__Short exercise__.
A single number is the answer here: how many lines of the entries contain "only"?

__Information given__.
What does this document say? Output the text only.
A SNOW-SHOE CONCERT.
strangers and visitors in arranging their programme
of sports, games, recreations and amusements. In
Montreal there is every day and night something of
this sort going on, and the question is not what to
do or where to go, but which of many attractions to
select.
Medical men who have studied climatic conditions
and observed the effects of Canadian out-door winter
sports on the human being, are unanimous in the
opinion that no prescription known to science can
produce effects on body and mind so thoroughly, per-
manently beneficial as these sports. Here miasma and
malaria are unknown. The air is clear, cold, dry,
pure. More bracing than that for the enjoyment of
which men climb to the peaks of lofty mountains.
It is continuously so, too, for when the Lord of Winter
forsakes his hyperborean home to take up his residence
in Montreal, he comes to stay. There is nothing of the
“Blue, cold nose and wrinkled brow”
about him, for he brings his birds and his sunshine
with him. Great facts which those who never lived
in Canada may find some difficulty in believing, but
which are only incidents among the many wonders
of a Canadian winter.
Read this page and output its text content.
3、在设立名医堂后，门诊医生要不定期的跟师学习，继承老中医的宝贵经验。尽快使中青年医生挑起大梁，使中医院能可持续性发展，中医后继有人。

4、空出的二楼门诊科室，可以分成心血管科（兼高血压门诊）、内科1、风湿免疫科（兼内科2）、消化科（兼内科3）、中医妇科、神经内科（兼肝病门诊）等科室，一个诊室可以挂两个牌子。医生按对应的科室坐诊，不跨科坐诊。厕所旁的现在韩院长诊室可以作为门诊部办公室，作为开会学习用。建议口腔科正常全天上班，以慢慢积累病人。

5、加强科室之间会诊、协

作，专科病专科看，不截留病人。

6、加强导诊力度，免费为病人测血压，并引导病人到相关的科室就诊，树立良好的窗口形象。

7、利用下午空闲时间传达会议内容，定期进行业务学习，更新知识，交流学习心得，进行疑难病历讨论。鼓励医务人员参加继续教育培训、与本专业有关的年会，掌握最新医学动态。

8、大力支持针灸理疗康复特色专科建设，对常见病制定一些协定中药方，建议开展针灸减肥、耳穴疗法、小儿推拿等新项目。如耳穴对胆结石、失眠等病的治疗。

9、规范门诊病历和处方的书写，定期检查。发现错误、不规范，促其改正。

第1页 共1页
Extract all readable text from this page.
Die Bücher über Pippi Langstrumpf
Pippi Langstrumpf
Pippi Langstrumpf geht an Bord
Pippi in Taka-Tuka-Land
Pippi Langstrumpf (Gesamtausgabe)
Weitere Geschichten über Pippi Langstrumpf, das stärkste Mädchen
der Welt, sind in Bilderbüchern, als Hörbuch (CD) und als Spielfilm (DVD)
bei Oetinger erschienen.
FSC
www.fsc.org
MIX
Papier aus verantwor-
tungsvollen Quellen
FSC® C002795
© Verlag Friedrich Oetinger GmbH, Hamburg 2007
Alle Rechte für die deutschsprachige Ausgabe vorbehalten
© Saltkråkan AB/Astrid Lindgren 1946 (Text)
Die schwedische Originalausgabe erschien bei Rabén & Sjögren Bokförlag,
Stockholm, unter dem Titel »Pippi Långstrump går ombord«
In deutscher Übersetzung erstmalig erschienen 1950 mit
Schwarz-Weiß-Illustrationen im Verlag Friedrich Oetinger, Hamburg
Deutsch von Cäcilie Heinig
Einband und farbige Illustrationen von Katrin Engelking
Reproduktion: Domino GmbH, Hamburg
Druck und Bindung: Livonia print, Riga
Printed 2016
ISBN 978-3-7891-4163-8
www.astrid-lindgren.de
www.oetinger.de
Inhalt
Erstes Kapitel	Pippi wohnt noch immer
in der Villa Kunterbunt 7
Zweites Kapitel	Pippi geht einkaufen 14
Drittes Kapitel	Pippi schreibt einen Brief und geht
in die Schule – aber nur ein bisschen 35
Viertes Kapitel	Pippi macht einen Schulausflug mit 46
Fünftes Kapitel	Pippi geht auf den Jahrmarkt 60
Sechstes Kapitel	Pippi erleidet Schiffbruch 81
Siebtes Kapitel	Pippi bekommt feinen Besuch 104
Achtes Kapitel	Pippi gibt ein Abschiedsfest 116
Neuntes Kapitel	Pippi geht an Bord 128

__Complete answer__.
2